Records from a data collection
•••

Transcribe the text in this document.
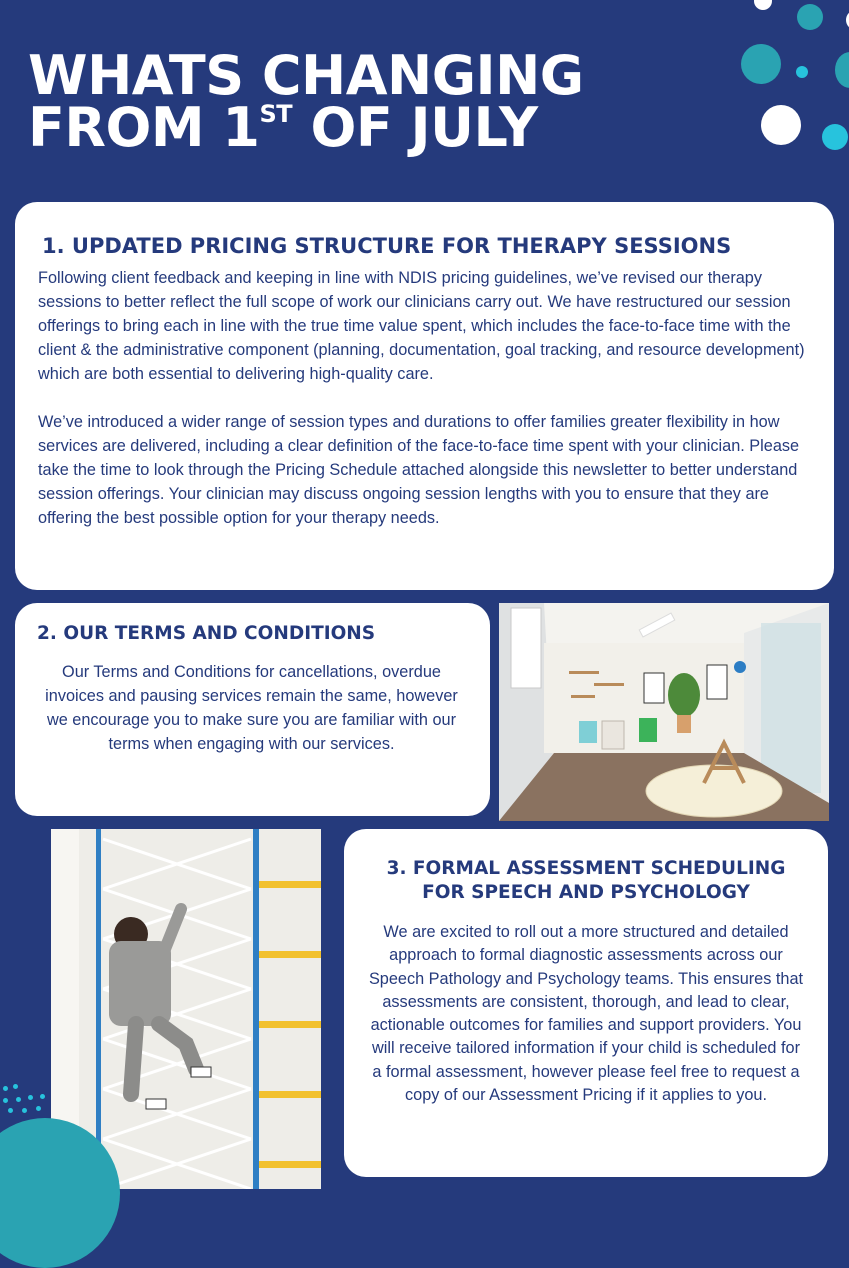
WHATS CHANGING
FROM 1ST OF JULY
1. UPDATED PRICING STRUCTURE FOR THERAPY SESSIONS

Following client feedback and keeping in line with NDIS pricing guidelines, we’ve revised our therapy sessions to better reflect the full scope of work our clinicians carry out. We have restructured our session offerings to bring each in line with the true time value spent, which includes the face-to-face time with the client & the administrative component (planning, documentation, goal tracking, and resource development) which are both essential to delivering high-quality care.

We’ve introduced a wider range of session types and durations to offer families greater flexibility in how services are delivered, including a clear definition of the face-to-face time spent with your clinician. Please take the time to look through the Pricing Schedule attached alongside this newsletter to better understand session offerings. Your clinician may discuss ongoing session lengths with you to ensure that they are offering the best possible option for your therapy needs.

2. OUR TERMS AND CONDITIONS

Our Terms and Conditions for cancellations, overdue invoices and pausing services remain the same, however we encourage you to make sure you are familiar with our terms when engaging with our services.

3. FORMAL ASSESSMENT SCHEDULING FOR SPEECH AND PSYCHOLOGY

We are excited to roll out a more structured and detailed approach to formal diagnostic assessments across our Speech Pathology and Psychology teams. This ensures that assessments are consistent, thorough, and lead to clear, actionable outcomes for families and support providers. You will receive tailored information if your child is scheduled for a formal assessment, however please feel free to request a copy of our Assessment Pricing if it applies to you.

•••

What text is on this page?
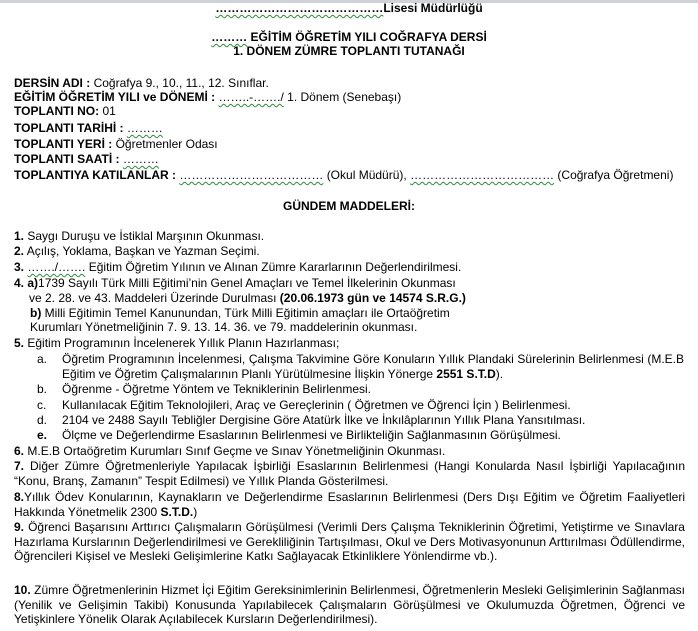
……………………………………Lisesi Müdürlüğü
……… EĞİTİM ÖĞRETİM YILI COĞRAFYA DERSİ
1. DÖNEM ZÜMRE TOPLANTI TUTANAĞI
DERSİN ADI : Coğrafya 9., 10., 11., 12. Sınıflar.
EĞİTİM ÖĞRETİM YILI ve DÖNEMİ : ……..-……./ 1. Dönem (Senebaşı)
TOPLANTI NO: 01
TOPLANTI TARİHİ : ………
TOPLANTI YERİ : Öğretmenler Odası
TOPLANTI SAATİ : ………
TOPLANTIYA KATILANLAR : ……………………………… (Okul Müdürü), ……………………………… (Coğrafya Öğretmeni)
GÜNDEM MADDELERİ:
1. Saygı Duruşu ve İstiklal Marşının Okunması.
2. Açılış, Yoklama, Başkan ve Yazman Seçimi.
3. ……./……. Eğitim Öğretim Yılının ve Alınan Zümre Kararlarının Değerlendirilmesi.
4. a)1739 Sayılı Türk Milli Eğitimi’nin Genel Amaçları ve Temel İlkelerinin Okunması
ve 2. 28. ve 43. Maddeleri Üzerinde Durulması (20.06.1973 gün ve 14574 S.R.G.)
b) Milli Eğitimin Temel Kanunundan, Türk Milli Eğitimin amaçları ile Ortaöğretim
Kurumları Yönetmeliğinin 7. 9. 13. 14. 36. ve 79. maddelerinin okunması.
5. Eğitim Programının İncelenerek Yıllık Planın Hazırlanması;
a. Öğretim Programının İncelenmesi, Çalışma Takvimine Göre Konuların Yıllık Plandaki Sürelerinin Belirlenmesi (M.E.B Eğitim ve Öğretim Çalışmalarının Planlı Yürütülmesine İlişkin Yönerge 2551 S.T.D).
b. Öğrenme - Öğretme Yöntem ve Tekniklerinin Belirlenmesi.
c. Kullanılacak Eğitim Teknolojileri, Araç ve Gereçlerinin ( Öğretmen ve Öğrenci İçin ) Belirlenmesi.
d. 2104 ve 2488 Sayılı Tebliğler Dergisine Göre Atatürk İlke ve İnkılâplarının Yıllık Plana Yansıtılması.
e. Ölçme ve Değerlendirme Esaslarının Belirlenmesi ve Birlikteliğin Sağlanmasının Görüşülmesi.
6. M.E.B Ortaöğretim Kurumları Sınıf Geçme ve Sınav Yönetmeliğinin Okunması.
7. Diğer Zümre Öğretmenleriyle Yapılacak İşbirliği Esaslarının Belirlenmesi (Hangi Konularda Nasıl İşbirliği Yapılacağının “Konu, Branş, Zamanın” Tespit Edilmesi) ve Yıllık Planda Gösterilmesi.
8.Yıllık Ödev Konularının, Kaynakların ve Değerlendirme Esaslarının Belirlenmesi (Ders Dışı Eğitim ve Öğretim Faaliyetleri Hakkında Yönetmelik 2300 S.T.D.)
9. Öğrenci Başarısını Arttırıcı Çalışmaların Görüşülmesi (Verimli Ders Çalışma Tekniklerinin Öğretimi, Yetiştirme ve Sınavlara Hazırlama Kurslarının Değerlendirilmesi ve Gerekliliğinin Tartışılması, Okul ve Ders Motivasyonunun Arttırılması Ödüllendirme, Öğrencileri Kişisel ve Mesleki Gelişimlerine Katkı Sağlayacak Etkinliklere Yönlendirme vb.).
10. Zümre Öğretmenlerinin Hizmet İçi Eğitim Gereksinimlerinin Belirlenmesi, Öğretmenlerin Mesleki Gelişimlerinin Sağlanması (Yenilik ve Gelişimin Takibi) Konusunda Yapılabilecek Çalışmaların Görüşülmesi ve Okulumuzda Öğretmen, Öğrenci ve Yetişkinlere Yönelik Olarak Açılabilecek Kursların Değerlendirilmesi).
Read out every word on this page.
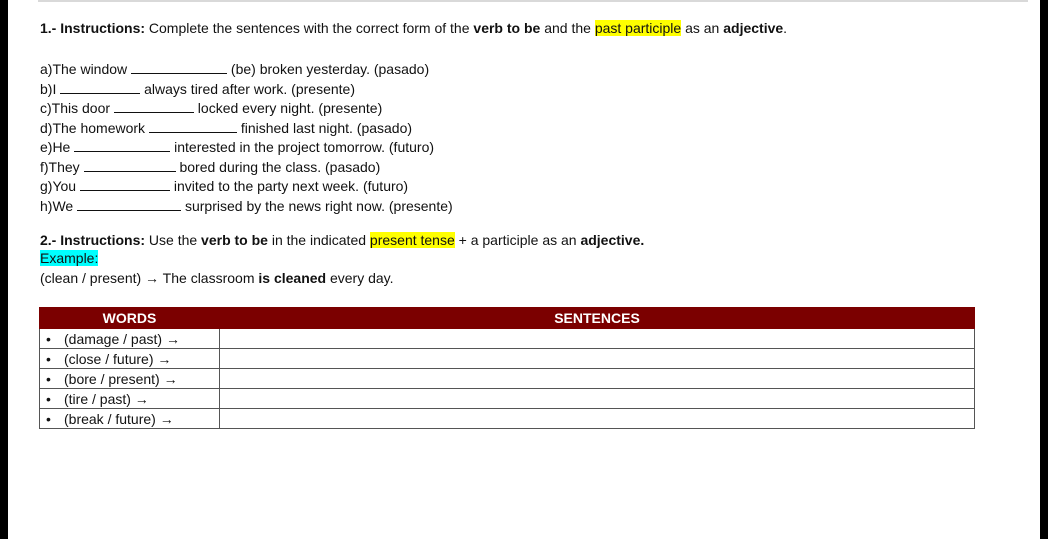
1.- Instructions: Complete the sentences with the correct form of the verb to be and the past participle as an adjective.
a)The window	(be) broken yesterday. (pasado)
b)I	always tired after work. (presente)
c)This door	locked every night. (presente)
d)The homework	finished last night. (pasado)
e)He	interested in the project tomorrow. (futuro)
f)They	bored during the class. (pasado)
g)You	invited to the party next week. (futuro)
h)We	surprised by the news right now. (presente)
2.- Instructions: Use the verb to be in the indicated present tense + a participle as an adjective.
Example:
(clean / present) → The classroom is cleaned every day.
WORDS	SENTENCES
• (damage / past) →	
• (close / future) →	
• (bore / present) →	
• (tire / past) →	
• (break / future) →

•••

[AIM]
Extract every line containing the string "Temel" from the material.

[RESPONSE TO THE TASK]
4. a)1739 Sayılı Türk Milli Eğitimi’nin Genel Amaçları ve Temel İlkelerinin Okunması
b) Milli Eğitimin Temel Kanunundan, Türk Milli Eğitimin amaçları ile Ortaöğretim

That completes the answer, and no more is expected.